#### WHAT THE EXERCISE ASKS:
Each line of the material must be repeated precisely, with the pictures left out.

○ ○ ○ ○

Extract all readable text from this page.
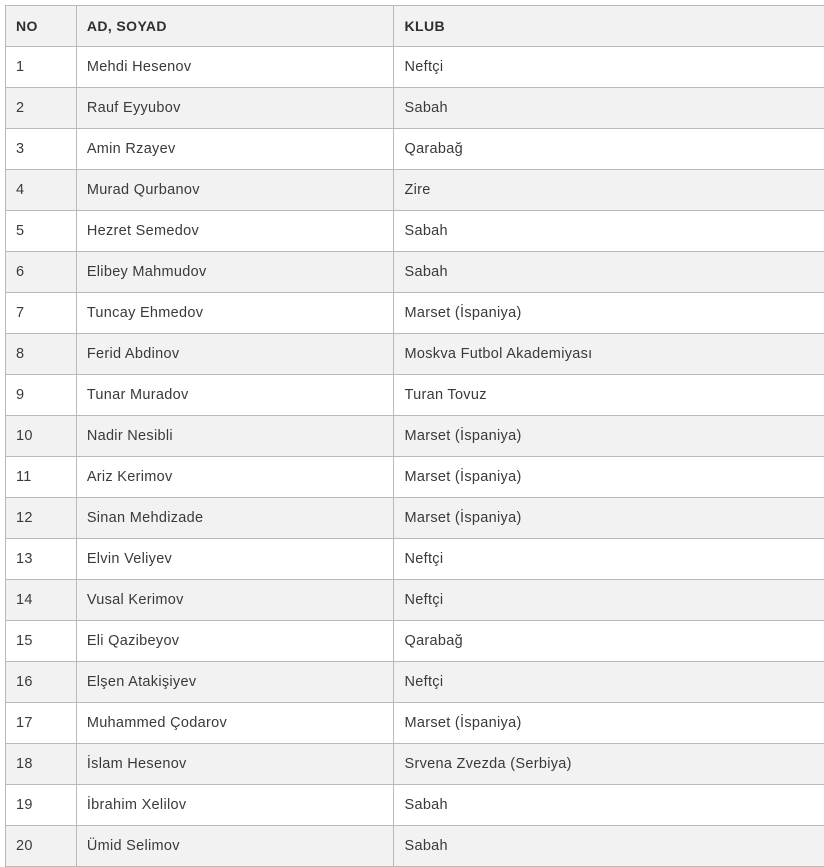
NO	AD, SOYAD	KLUB
1	Mehdi Hesenov	Neftçi
2	Rauf Eyyubov	Sabah
3	Amin Rzayev	Qarabağ
4	Murad Qurbanov	Zire
5	Hezret Semedov	Sabah
6	Elibey Mahmudov	Sabah
7	Tuncay Ehmedov	Marset (İspaniya)
8	Ferid Abdinov	Moskva Futbol Akademiyası
9	Tunar Muradov	Turan Tovuz
10	Nadir Nesibli	Marset (İspaniya)
11	Ariz Kerimov	Marset (İspaniya)
12	Sinan Mehdizade	Marset (İspaniya)
13	Elvin Veliyev	Neftçi
14	Vusal Kerimov	Neftçi
15	Eli Qazibeyov	Qarabağ
16	Elşen Atakişiyev	Neftçi
17	Muhammed Çodarov	Marset (İspaniya)
18	İslam Hesenov	Srvena Zvezda (Serbiya)
19	İbrahim Xelilov	Sabah
20	Ümid Selimov	Sabah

○ ○ ○ ○

#### SOLVED PROBLEM:
Extract all readable text from this page.
NO	AD, SOYAD	KLUB
1	Mehdi Hesenov	Neftçi
2	Rauf Eyyubov	Sabah
3	Amin Rzayev	Qarabağ
4	Murad Qurbanov	Zire
5	Hezret Semedov	Sabah
6	Elibey Mahmudov	Sabah
7	Tuncay Ehmedov	Marset (İspaniya)
8	Ferid Abdinov	Moskva Futbol Akademiyası
9	Tunar Muradov	Turan Tovuz
10	Nadir Nesibli	Marset (İspaniya)
11	Ariz Kerimov	Marset (İspaniya)
12	Sinan Mehdizade	Marset (İspaniya)
13	Elvin Veliyev	Neftçi
14	Vusal Kerimov	Neftçi
15	Eli Qazibeyov	Qarabağ
16	Elşen Atakişiyev	Neftçi
17	Muhammed Çodarov	Marset (İspaniya)
18	İslam Hesenov	Srvena Zvezda (Serbiya)
19	İbrahim Xelilov	Sabah
20	Ümid Selimov	Sabah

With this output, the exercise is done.